(Exercise prompt) Copy the listing verbatim, excluding any images found in it.

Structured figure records
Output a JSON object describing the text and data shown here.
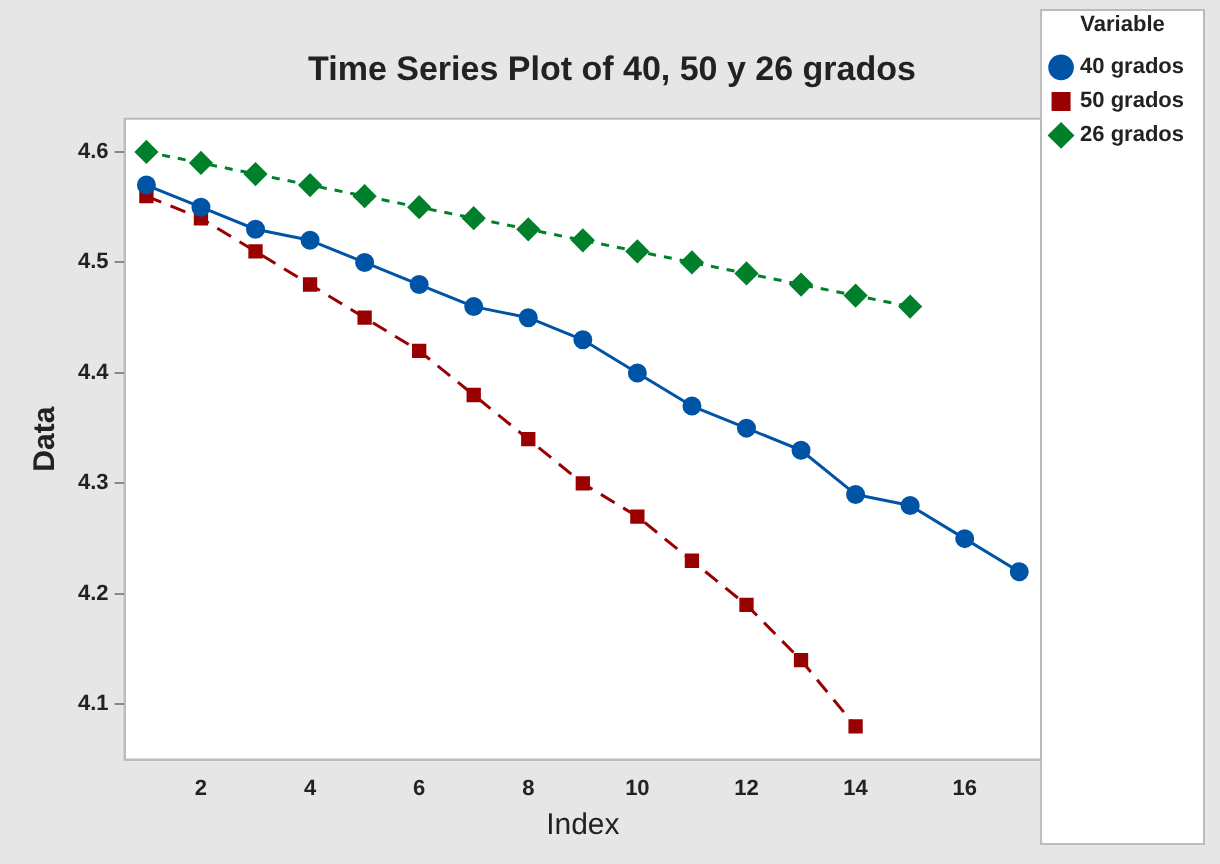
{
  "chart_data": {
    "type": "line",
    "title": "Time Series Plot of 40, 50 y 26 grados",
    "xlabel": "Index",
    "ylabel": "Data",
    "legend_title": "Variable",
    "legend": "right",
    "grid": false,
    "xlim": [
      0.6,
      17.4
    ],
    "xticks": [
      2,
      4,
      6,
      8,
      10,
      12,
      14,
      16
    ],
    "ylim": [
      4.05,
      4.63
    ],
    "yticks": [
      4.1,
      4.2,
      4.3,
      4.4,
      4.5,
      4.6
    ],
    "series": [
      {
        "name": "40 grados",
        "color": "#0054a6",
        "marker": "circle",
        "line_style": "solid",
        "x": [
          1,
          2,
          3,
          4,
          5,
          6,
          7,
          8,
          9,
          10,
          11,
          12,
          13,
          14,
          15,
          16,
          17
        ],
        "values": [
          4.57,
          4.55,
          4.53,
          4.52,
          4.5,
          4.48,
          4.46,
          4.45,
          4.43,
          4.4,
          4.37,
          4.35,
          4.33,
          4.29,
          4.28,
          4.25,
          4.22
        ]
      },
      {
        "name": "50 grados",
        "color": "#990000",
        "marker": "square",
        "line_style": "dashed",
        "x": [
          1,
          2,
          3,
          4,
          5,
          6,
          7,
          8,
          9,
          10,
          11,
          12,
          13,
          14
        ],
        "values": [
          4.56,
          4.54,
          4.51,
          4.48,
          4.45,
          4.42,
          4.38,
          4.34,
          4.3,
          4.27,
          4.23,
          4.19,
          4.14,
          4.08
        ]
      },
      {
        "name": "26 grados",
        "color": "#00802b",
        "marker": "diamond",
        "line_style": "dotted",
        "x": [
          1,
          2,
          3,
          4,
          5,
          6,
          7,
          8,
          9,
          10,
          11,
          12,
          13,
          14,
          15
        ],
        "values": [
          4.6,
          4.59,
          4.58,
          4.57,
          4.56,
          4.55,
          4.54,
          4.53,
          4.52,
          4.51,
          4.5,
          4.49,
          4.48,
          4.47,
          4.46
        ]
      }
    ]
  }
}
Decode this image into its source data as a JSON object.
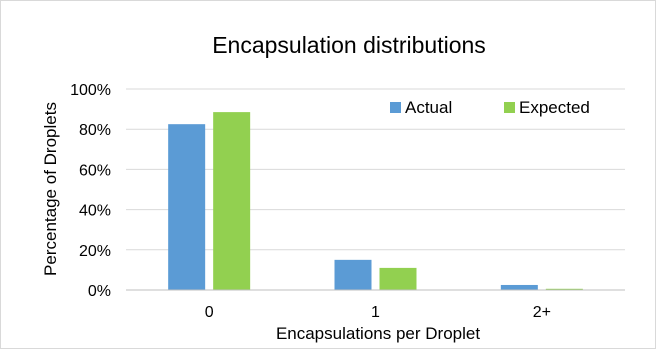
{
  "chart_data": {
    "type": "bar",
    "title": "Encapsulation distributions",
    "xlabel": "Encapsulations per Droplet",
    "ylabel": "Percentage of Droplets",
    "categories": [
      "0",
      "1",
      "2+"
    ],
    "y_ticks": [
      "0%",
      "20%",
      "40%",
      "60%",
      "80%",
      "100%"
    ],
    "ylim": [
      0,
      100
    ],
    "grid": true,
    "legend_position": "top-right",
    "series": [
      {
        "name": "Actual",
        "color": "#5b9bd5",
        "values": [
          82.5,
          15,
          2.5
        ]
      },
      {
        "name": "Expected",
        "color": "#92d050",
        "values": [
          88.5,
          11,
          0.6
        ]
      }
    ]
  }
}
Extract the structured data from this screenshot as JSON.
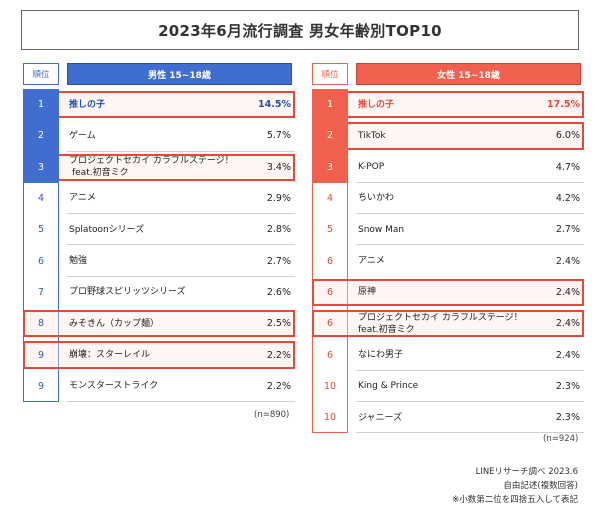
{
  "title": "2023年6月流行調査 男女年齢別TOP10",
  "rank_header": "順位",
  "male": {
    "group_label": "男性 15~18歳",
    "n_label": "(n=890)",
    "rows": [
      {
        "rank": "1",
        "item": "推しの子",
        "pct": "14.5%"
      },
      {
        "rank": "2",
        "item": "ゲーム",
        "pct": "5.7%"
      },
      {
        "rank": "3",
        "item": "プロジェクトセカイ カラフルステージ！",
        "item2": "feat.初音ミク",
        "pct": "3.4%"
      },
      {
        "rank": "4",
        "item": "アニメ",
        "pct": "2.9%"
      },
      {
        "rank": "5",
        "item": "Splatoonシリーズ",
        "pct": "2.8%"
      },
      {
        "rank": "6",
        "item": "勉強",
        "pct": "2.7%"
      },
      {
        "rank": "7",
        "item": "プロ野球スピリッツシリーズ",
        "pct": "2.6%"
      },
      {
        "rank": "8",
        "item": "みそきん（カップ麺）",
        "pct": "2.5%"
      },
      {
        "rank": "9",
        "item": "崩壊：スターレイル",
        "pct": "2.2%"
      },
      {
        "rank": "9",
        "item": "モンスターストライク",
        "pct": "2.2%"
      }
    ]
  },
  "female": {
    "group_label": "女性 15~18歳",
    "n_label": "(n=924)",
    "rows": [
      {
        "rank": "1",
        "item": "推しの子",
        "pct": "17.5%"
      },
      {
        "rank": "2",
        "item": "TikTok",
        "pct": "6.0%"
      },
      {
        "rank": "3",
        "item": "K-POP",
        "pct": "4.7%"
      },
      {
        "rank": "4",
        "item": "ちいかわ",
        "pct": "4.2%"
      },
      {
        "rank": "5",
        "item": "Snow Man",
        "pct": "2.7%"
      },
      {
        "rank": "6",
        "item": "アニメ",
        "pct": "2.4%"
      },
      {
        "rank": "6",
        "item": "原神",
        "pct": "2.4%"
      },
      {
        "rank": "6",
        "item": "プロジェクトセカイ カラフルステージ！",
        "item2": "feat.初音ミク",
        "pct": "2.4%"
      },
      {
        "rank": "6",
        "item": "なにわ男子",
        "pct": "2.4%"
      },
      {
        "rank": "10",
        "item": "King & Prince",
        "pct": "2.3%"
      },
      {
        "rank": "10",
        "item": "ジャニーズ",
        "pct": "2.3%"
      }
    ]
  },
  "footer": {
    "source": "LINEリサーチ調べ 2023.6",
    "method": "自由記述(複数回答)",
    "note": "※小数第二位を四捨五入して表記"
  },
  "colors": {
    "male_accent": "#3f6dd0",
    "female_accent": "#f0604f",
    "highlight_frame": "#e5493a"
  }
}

(The response)
Output a JSON object describing the text and data shown here.
{
  "chart_data": {
    "type": "line",
    "title": "Time Series Plot of 40, 50 y 26 grados",
    "xlabel": "Index",
    "ylabel": "Data",
    "legend_title": "Variable",
    "legend": "right",
    "grid": false,
    "xlim": [
      0.6,
      17.4
    ],
    "xticks": [
      2,
      4,
      6,
      8,
      10,
      12,
      14,
      16
    ],
    "ylim": [
      4.05,
      4.63
    ],
    "yticks": [
      4.1,
      4.2,
      4.3,
      4.4,
      4.5,
      4.6
    ],
    "series": [
      {
        "name": "40 grados",
        "color": "#0054a6",
        "marker": "circle",
        "line_style": "solid",
        "x": [
          1,
          2,
          3,
          4,
          5,
          6,
          7,
          8,
          9,
          10,
          11,
          12,
          13,
          14,
          15,
          16,
          17
        ],
        "values": [
          4.57,
          4.55,
          4.53,
          4.52,
          4.5,
          4.48,
          4.46,
          4.45,
          4.43,
          4.4,
          4.37,
          4.35,
          4.33,
          4.29,
          4.28,
          4.25,
          4.22
        ]
      },
      {
        "name": "50 grados",
        "color": "#990000",
        "marker": "square",
        "line_style": "dashed",
        "x": [
          1,
          2,
          3,
          4,
          5,
          6,
          7,
          8,
          9,
          10,
          11,
          12,
          13,
          14
        ],
        "values": [
          4.56,
          4.54,
          4.51,
          4.48,
          4.45,
          4.42,
          4.38,
          4.34,
          4.3,
          4.27,
          4.23,
          4.19,
          4.14,
          4.08
        ]
      },
      {
        "name": "26 grados",
        "color": "#00802b",
        "marker": "diamond",
        "line_style": "dotted",
        "x": [
          1,
          2,
          3,
          4,
          5,
          6,
          7,
          8,
          9,
          10,
          11,
          12,
          13,
          14,
          15
        ],
        "values": [
          4.6,
          4.59,
          4.58,
          4.57,
          4.56,
          4.55,
          4.54,
          4.53,
          4.52,
          4.51,
          4.5,
          4.49,
          4.48,
          4.47,
          4.46
        ]
      }
    ]
  }
}
Decode this image into its source data as a JSON object.
{
  "chart_data": {
    "type": "bar",
    "title": "Encapsulation distributions",
    "xlabel": "Encapsulations per Droplet",
    "ylabel": "Percentage of Droplets",
    "categories": [
      "0",
      "1",
      "2+"
    ],
    "y_ticks": [
      "0%",
      "20%",
      "40%",
      "60%",
      "80%",
      "100%"
    ],
    "ylim": [
      0,
      100
    ],
    "grid": true,
    "legend_position": "top-right",
    "series": [
      {
        "name": "Actual",
        "color": "#5b9bd5",
        "values": [
          82.5,
          15,
          2.5
        ]
      },
      {
        "name": "Expected",
        "color": "#92d050",
        "values": [
          88.5,
          11,
          0.6
        ]
      }
    ]
  }
}
Extract the structured data from this screenshot as JSON.
{
  "title": "2023年6月流行調査 男女年齢別TOP10",
  "rank_header": "順位",
  "male": {
    "group_label": "男性 15~18歳",
    "n_label": "(n=890)",
    "rows": [
      {
        "rank": "1",
        "item": "推しの子",
        "pct": "14.5%"
      },
      {
        "rank": "2",
        "item": "ゲーム",
        "pct": "5.7%"
      },
      {
        "rank": "3",
        "item": "プロジェクトセカイ カラフルステージ！",
        "item2": "feat.初音ミク",
        "pct": "3.4%"
      },
      {
        "rank": "4",
        "item": "アニメ",
        "pct": "2.9%"
      },
      {
        "rank": "5",
        "item": "Splatoonシリーズ",
        "pct": "2.8%"
      },
      {
        "rank": "6",
        "item": "勉強",
        "pct": "2.7%"
      },
      {
        "rank": "7",
        "item": "プロ野球スピリッツシリーズ",
        "pct": "2.6%"
      },
      {
        "rank": "8",
        "item": "みそきん（カップ麺）",
        "pct": "2.5%"
      },
      {
        "rank": "9",
        "item": "崩壊：スターレイル",
        "pct": "2.2%"
      },
      {
        "rank": "9",
        "item": "モンスターストライク",
        "pct": "2.2%"
      }
    ]
  },
  "female": {
    "group_label": "女性 15~18歳",
    "n_label": "(n=924)",
    "rows": [
      {
        "rank": "1",
        "item": "推しの子",
        "pct": "17.5%"
      },
      {
        "rank": "2",
        "item": "TikTok",
        "pct": "6.0%"
      },
      {
        "rank": "3",
        "item": "K-POP",
        "pct": "4.7%"
      },
      {
        "rank": "4",
        "item": "ちいかわ",
        "pct": "4.2%"
      },
      {
        "rank": "5",
        "item": "Snow Man",
        "pct": "2.7%"
      },
      {
        "rank": "6",
        "item": "アニメ",
        "pct": "2.4%"
      },
      {
        "rank": "6",
        "item": "原神",
        "pct": "2.4%"
      },
      {
        "rank": "6",
        "item": "プロジェクトセカイ カラフルステージ！",
        "item2": "feat.初音ミク",
        "pct": "2.4%"
      },
      {
        "rank": "6",
        "item": "なにわ男子",
        "pct": "2.4%"
      },
      {
        "rank": "10",
        "item": "King & Prince",
        "pct": "2.3%"
      },
      {
        "rank": "10",
        "item": "ジャニーズ",
        "pct": "2.3%"
      }
    ]
  },
  "footer": {
    "source": "LINEリサーチ調べ 2023.6",
    "method": "自由記述(複数回答)",
    "note": "※小数第二位を四捨五入して表記"
  },
  "colors": {
    "male_accent": "#3f6dd0",
    "female_accent": "#f0604f",
    "highlight_frame": "#e5493a"
  }
}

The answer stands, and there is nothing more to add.